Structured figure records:
'''
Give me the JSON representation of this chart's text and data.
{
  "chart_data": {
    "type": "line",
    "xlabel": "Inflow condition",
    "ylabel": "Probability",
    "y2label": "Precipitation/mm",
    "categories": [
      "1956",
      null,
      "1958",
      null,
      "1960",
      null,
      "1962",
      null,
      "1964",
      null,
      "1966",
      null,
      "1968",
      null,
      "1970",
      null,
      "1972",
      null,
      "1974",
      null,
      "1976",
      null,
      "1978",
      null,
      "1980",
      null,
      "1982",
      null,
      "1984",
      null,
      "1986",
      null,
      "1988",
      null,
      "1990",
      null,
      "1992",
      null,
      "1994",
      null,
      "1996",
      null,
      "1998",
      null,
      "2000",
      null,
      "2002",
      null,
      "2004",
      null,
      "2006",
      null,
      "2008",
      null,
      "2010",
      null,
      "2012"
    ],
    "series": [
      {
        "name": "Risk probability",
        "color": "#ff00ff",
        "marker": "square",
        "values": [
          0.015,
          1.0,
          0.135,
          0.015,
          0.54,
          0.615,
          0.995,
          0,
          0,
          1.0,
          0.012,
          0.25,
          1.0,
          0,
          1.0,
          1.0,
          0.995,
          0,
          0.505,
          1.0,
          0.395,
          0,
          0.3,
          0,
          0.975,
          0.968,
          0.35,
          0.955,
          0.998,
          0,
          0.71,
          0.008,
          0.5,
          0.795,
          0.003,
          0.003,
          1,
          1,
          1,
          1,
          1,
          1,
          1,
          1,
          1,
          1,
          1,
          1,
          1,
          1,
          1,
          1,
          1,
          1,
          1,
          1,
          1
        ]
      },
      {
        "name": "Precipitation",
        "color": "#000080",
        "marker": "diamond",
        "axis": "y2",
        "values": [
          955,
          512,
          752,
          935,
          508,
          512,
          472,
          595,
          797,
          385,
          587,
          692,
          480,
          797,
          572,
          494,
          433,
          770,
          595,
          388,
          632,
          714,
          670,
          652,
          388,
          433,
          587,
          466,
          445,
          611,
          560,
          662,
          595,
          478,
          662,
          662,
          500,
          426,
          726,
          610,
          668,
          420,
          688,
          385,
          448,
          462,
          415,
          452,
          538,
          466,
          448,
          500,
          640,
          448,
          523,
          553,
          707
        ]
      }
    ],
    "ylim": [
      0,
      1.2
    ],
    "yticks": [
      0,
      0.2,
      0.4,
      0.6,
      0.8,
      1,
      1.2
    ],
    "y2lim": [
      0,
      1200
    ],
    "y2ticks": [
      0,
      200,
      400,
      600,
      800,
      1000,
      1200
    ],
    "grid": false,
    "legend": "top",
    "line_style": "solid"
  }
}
'''
Written exercise
Copy all lines above containing the string "name".

Response below
        "name": "Risk probability",
        "name": "Precipitation",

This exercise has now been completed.